18 Sep2007


One of the things I wanted to acquire during the trip to Ilocos were a bunch of palayoks or clay pots so that I could experiment with cooking dishes the “old-fashioned” way. I have always been fascinated by the claims that food tastes better when cooked in palayoks, so I wanted to buy some. In addition, I have always been intrigued with clay water vessels that seem to yield water that is actually cooler than the ambient temperature…but that may be an illusion or perception… though marble’s resting temperature does seem colder than the air around it. On our first day in Vigan, we hired a calesa to take us to a local pot maker or factory, otherwise referred to as a “pinagburnayan.” There is an excellent article on Vigan’s pinagburnayan and burnay, by Cynthia O. Valdez, published in the Inquirer, link here. Ms. Valdez was a member of the Philippine Ceramics Society and her article is a nicely written introduction to the history and lore surrounding these common yet fascinating potteries from the Ilocos Region… Once at the factory, they were kind enough to give us a demonstration of how the vessels were made:


First, start with an imposing potters wheel…


…then, slap a lump of clay around a bit…


…then placed firmly on a potter’s wheel…


…add some human “kick power” to get the potter’s wheel turning at a pretty impressive speed…


…and the potter started to form the vessel; take note of the wood in the background that is used for the kilns…


…then more detail are added to the traditionally rather utilitarian shapes and forms and voila, just minutes later a finished pot that would be air-dried for a while before a trip to be baked in a wood-fired kiln.

- Problems and tasks -
A. In the pottery post, what is a local pot maker or factory otherwise called?
B. Reproduce the lines of the records, starting at the line that contains "legend-label-production: Primary energy" and ending after the line that contains "energy-production-chart: Total Primary".
The pottery post has no connection to the records that follow it.

- Material provided -
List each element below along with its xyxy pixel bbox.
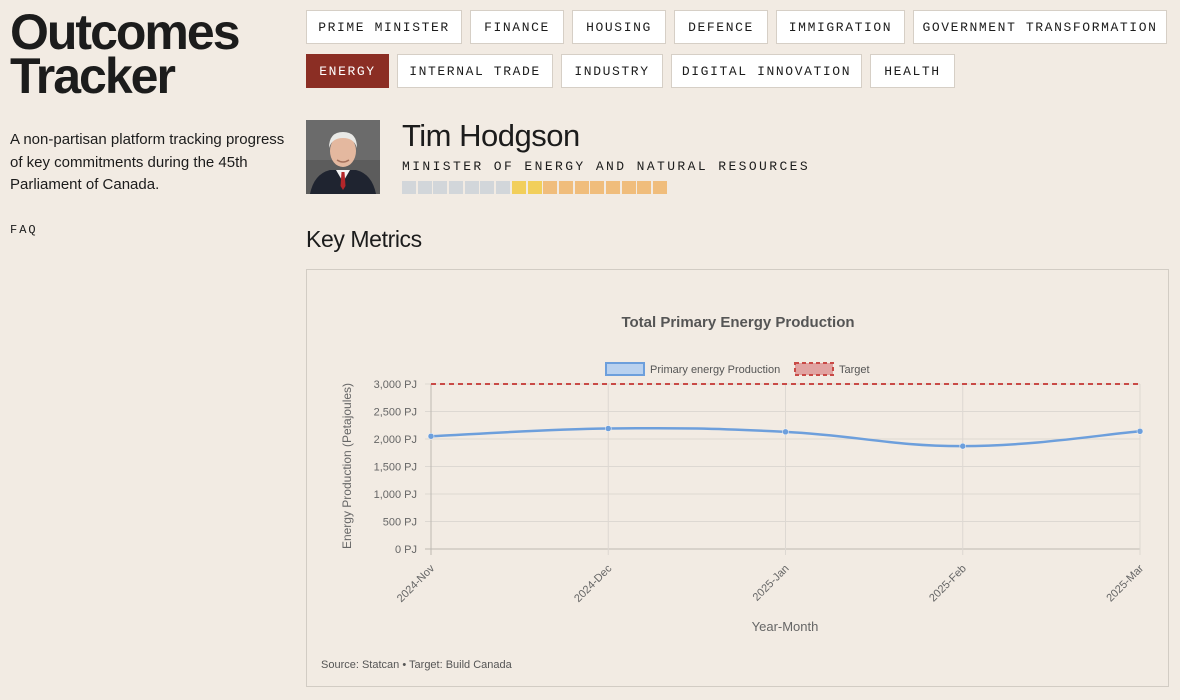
legend-label-production: Primary energy Production [650,364,780,376]
progress-segment [653,181,667,194]
progress-segment [621,181,636,194]
y-tick-label: 500 PJ [383,517,417,529]
x-tick-label: 2024-Nov [395,562,438,605]
progress-segment [590,181,605,194]
chart-title: Total Primary Energy Production [621,314,854,331]
y-axis-label: Energy Production (Petajoules) [340,383,354,549]
y-tick-label: 3,000 PJ [374,379,417,391]
tab-defence[interactable]: Defence [674,10,768,44]
commitment-progress-bar [402,181,667,194]
site-tagline: A non-partisan platform tracking progres… [10,131,285,193]
progress-segment [637,181,652,194]
chart-legend: Primary energy Production Target [605,362,870,376]
y-axis-ticks: 0 PJ 500 PJ 1,000 PJ 1,500 PJ 2,000 PJ 2,500 … [374,379,417,556]
progress-segment [480,181,495,194]
x-tick-label: 2025-Feb [927,563,969,605]
progress-segment [402,181,416,194]
progress-segment [558,181,573,194]
tab-digital-innovation[interactable]: Digital Innovation [671,54,862,88]
progress-segment [496,181,511,194]
progress-segment [543,181,558,194]
production-point [1136,428,1144,435]
x-axis-ticks: 2024-Nov 2024-Dec 2025-Jan 2025-Feb 2025-Mar [395,562,1146,605]
minister-portrait [306,120,380,194]
tab-immigration[interactable]: Immigration [776,10,905,44]
x-tick-label: 2025-Mar [1104,562,1146,604]
progress-segment [527,181,542,194]
x-tick-label: 2024-Dec [572,562,615,605]
production-point [782,428,789,436]
progress-segment [574,181,589,194]
legend-swatch-target [794,362,834,376]
legend-label-target: Target [839,364,870,376]
progress-segment [449,181,464,194]
site-logo[interactable]: Outcomes Tracker [10,7,250,104]
production-point [605,425,612,432]
tab-government-transformation[interactable]: Government Transformation [913,10,1167,44]
key-metrics-heading: Key Metrics [306,226,422,252]
brand-line-2: Tracker [10,48,176,104]
tab-prime-minister[interactable]: Prime Minister [306,10,462,44]
progress-segment [511,181,526,194]
y-tick-label: 2,500 PJ [374,407,417,419]
legend-swatch-production [605,362,645,376]
progress-segment [605,181,620,194]
x-axis-label: Year-Month [752,619,819,634]
production-point [427,433,435,440]
progress-segment [464,181,479,194]
progress-segment [433,181,448,194]
energy-production-chart: Total Primary Energy Production Primary … [321,314,1146,671]
tab-internal-trade[interactable]: Internal Trade [397,54,553,88]
y-tick-label: 0 PJ [395,544,417,556]
tab-finance[interactable]: Finance [470,10,564,44]
chart-source-note: Source: Statcan • Target: Build Canada [321,659,513,671]
tab-energy[interactable]: Energy [306,54,389,88]
faq-link[interactable]: FAQ [10,223,38,237]
department-tabs-row-1: Prime Minister Finance Housing Defence I… [306,10,1167,44]
y-tick-label: 1,500 PJ [374,462,417,474]
x-tick-label: 2025-Jan [751,563,792,604]
y-tick-label: 1,000 PJ [374,489,417,501]
department-tabs-row-2: Energy Internal Trade Industry Digital I… [306,54,955,88]
y-tick-label: 2,000 PJ [374,434,417,446]
tab-housing[interactable]: Housing [572,10,666,44]
minister-title: Minister of Energy and Natural Resources [402,159,811,174]
chart-grid [425,383,1141,555]
minister-name: Tim Hodgson [402,118,580,153]
production-point [959,442,966,450]
progress-segment [417,181,432,194]
tab-health[interactable]: Health [870,54,955,88]
energy-production-chart-card: Total Primary Energy Production Primary … [306,269,1169,687]
tab-industry[interactable]: Industry [561,54,663,88]
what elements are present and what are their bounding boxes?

- Responses for each task -
A. A "pinagburnayan."

B.
legend-label-production: Primary energy Production [650,364,780,376]
progress-segment [653,181,667,194]
progress-segment [621,181,636,194]
y-tick-label: 500 PJ [383,517,417,529]
x-tick-label: 2024-Nov [395,562,438,605]
progress-segment [590,181,605,194]
chart-title: Total Primary Energy Production [621,314,854,331]
y-axis-label: Energy Production (Petajoules) [340,383,354,549]
y-tick-label: 3,000 PJ [374,379,417,391]
tab-defence[interactable]: Defence [674,10,768,44]
commitment-progress-bar [402,181,667,194]
site-tagline: A non-partisan platform tracking progres… [10,131,285,193]
progress-segment [637,181,652,194]
chart-legend: Primary energy Production Target [605,362,870,376]
y-axis-ticks: 0 PJ 500 PJ 1,000 PJ 1,500 PJ 2,000 PJ 2,500 … [374,379,417,556]
progress-segment [480,181,495,194]
x-tick-label: 2025-Feb [927,563,969,605]
progress-segment [402,181,416,194]
progress-segment [558,181,573,194]
tab-digital-innovation[interactable]: Digital Innovation [671,54,862,88]
progress-segment [496,181,511,194]
progress-segment [543,181,558,194]
production-point [1136,428,1144,435]
x-axis-ticks: 2024-Nov 2024-Dec 2025-Jan 2025-Feb 2025-Mar [395,562,1146,605]
minister-portrait [306,120,380,194]
tab-immigration[interactable]: Immigration [776,10,905,44]
x-tick-label: 2025-Mar [1104,562,1146,604]
progress-segment [527,181,542,194]
x-tick-label: 2024-Dec [572,562,615,605]
production-point [782,428,789,436]
progress-segment [574,181,589,194]
legend-swatch-target [794,362,834,376]
legend-label-target: Target [839,364,870,376]
progress-segment [449,181,464,194]
site-logo[interactable]: Outcomes Tracker [10,7,250,104]
production-point [605,425,612,432]
tab-government-transformation[interactable]: Government Transformation [913,10,1167,44]
key-metrics-heading: Key Metrics [306,226,422,252]
brand-line-2: Tracker [10,48,176,104]
tab-prime-minister[interactable]: Prime Minister [306,10,462,44]
progress-segment [511,181,526,194]
y-tick-label: 2,500 PJ [374,407,417,419]
legend-swatch-production [605,362,645,376]
progress-segment [605,181,620,194]
x-axis-label: Year-Month [752,619,819,634]
production-point [427,433,435,440]
progress-segment [464,181,479,194]
progress-segment [433,181,448,194]
energy-production-chart: Total Primary Energy Production Primary … [321,314,1146,671]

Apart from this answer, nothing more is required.